> PROBLEM TO SOLVE:
Your task is to return the span of lines beginning at the one with "Serialize everything readable" and ending at the last line of the data, exactly as it stands.

> DATASET ROWS:

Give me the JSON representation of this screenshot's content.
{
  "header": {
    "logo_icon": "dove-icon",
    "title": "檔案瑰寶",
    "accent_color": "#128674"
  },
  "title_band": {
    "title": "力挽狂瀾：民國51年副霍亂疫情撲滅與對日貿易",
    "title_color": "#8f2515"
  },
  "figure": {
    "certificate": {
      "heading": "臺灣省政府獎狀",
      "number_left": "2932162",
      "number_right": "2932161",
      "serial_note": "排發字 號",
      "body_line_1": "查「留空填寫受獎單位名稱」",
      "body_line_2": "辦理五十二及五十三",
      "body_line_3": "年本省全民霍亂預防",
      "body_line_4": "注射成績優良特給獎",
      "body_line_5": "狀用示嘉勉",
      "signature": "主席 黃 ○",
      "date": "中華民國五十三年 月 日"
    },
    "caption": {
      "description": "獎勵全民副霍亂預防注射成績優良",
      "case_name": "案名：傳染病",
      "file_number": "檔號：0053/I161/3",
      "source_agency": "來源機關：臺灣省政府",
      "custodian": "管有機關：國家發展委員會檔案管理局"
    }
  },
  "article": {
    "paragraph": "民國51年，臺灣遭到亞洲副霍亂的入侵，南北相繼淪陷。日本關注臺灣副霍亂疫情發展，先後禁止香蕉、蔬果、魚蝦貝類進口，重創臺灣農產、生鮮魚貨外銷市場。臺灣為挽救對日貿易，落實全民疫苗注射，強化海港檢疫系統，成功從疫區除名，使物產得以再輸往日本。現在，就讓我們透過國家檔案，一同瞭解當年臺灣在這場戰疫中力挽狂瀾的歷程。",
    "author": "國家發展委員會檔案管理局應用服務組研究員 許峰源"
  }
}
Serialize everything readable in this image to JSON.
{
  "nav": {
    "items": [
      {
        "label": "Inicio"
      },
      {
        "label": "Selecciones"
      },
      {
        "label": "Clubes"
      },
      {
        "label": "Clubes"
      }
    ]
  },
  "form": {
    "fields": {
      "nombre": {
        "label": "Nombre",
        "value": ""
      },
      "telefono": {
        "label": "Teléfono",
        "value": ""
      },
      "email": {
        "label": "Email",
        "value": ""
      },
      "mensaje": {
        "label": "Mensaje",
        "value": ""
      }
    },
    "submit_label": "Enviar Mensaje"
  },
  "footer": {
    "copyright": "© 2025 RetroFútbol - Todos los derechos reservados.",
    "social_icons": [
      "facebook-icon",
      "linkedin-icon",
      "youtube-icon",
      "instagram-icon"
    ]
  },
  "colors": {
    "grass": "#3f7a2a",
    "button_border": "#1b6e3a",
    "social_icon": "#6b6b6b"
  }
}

> EXERCISE OUTPUT:
Serialize everything readable in this image to JSON.
{
  "nav": {
    "items": [
      {
        "label": "Inicio"
      },
      {
        "label": "Selecciones"
      },
      {
        "label": "Clubes"
      },
      {
        "label": "Clubes"
      }
    ]
  },
  "form": {
    "fields": {
      "nombre": {
        "label": "Nombre",
        "value": ""
      },
      "telefono": {
        "label": "Teléfono",
        "value": ""
      },
      "email": {
        "label": "Email",
        "value": ""
      },
      "mensaje": {
        "label": "Mensaje",
        "value": ""
      }
    },
    "submit_label": "Enviar Mensaje"
  },
  "footer": {
    "copyright": "© 2025 RetroFútbol - Todos los derechos reservados.",
    "social_icons": [
      "facebook-icon",
      "linkedin-icon",
      "youtube-icon",
      "instagram-icon"
    ]
  },
  "colors": {
    "grass": "#3f7a2a",
    "button_border": "#1b6e3a",
    "social_icon": "#6b6b6b"
  }
}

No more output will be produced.